======== Dataset excerpts ========

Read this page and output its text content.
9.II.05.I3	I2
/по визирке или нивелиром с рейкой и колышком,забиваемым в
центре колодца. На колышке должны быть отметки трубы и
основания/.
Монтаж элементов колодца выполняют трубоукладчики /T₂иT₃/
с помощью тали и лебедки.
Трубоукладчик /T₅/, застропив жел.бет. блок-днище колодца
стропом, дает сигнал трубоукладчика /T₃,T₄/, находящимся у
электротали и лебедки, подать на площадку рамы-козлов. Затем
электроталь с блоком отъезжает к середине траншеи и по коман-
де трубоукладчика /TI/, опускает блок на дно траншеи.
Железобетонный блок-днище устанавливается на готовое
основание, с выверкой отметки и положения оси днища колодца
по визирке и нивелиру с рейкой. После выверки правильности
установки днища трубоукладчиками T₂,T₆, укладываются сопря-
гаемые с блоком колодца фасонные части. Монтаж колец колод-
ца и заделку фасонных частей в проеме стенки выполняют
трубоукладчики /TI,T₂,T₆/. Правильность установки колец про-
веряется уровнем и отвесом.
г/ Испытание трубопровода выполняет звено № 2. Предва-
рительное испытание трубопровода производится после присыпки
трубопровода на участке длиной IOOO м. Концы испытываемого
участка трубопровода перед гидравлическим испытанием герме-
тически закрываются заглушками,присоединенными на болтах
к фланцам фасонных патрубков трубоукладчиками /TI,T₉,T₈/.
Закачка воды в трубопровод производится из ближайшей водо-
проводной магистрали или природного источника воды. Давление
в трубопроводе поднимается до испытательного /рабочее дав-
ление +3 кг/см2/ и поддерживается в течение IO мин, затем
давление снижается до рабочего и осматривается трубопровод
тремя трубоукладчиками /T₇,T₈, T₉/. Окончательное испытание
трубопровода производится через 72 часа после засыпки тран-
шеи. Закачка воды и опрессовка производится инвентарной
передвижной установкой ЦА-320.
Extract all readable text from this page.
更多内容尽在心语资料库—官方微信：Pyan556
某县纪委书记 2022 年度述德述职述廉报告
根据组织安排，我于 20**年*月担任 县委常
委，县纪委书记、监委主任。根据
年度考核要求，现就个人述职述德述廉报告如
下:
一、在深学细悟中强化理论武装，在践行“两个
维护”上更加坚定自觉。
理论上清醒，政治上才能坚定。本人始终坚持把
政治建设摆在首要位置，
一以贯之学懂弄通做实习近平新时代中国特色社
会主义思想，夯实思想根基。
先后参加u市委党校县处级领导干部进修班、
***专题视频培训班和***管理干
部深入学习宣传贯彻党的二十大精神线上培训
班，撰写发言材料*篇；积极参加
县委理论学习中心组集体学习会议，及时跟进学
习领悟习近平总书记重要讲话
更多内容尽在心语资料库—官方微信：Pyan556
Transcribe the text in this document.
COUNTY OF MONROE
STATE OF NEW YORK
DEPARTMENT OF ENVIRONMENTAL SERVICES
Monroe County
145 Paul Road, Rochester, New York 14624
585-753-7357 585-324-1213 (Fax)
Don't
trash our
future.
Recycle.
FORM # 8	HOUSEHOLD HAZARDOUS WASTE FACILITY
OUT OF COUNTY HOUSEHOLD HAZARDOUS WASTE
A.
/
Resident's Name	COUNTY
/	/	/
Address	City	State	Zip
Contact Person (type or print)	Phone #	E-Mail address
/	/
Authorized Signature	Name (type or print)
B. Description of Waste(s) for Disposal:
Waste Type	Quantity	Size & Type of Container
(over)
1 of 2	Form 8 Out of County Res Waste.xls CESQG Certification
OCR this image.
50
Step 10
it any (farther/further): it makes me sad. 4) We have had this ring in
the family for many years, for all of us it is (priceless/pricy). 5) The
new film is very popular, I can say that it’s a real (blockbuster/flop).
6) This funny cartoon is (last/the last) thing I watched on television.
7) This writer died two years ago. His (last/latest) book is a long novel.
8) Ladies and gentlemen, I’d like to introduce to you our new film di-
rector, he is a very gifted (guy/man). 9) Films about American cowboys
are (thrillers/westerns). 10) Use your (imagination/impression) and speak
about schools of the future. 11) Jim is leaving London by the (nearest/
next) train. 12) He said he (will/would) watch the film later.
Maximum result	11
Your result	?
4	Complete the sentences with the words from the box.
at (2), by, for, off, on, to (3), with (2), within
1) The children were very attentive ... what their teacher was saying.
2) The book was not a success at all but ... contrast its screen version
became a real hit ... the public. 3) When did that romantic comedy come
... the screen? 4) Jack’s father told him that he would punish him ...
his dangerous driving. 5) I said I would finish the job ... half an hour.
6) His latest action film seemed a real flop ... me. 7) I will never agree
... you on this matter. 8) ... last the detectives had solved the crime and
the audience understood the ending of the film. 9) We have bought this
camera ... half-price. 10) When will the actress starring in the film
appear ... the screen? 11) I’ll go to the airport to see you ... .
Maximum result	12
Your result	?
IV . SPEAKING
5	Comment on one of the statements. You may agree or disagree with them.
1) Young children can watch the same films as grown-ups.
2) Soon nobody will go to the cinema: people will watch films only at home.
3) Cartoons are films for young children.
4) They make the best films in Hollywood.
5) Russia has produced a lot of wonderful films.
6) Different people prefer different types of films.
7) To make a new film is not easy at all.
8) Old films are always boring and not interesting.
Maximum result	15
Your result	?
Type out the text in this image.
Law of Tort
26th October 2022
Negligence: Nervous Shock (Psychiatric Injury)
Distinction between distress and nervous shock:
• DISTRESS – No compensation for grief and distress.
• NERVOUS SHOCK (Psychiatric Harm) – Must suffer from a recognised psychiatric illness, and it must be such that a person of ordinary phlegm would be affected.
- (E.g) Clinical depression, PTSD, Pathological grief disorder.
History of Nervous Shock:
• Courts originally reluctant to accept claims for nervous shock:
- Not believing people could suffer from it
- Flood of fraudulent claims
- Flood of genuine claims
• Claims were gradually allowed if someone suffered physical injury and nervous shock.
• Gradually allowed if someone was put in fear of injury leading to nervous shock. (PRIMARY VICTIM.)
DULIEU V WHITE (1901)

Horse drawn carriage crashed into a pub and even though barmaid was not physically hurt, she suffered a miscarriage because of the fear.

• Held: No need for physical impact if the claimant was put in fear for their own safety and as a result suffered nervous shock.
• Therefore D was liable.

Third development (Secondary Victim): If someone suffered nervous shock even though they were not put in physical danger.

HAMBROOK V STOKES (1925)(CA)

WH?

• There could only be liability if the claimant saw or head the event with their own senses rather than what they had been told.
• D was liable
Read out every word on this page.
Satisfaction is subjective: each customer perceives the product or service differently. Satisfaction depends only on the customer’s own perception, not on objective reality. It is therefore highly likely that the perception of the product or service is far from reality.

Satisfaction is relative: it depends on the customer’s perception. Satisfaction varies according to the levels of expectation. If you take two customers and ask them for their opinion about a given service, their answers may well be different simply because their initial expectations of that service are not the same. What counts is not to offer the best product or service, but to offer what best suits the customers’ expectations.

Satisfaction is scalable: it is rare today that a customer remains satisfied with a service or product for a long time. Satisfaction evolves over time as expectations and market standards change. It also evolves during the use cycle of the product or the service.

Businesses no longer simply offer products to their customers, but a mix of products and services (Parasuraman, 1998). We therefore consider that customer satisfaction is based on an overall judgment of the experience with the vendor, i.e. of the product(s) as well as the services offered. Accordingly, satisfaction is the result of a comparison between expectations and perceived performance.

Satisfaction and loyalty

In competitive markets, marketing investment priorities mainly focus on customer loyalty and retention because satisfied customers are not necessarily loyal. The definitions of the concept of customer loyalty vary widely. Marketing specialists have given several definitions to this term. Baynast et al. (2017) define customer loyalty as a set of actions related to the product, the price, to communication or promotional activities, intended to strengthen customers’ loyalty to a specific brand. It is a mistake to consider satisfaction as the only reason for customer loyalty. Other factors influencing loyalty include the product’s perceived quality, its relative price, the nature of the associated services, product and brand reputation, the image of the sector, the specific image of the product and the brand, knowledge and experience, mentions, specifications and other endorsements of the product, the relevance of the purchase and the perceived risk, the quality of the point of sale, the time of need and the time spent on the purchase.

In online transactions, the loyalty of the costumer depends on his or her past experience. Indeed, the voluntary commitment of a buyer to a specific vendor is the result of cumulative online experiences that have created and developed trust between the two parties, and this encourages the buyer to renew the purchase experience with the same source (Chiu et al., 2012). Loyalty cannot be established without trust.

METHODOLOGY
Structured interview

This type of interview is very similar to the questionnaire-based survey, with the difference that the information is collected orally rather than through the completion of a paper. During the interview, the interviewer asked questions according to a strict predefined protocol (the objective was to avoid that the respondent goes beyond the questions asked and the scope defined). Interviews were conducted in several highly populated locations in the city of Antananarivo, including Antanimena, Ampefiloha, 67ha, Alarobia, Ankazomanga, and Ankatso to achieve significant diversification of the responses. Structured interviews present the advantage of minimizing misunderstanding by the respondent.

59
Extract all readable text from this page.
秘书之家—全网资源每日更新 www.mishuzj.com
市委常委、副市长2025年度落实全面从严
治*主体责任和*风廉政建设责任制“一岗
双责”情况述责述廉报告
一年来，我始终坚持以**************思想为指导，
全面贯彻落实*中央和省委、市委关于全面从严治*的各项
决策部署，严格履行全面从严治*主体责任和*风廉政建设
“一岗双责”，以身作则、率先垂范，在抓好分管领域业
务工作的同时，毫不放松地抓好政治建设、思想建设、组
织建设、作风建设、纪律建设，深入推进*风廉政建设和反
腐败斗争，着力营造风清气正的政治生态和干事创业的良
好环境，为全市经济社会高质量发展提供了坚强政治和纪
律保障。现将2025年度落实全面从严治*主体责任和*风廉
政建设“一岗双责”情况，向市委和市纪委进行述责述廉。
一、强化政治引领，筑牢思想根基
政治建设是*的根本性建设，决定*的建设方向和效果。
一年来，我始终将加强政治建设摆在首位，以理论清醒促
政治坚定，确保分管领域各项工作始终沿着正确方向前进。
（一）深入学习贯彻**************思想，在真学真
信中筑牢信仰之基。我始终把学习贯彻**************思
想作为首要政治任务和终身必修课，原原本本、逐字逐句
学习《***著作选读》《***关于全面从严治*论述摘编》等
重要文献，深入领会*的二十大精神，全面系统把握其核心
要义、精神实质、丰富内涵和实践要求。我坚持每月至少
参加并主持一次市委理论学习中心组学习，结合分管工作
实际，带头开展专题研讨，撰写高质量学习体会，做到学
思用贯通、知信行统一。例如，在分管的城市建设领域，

========

_Task to complete_: Using the records above, find and show each line with the string "perceived".

_Written answer_:
Businesses no longer simply offer products to their customers, but a mix of products and services (Parasuraman, 1998). We therefore consider that customer satisfaction is based on an overall judgment of the experience with the vendor, i.e. of the product(s) as well as the services offered. Accordingly, satisfaction is the result of a comparison between expectations and perceived performance.
In competitive markets, marketing investment priorities mainly focus on customer loyalty and retention because satisfied customers are not necessarily loyal. The definitions of the concept of customer loyalty vary widely. Marketing specialists have given several definitions to this term. Baynast et al. (2017) define customer loyalty as a set of actions related to the product, the price, to communication or promotional activities, intended to strengthen customers’ loyalty to a specific brand. It is a mistake to consider satisfaction as the only reason for customer loyalty. Other factors influencing loyalty include the product’s perceived quality, its relative price, the nature of the associated services, product and brand reputation, the image of the sector, the specific image of the product and the brand, knowledge and experience, mentions, specifications and other endorsements of the product, the relevance of the purchase and the perceived risk, the quality of the point of sale, the time of need and the time spent on the purchase.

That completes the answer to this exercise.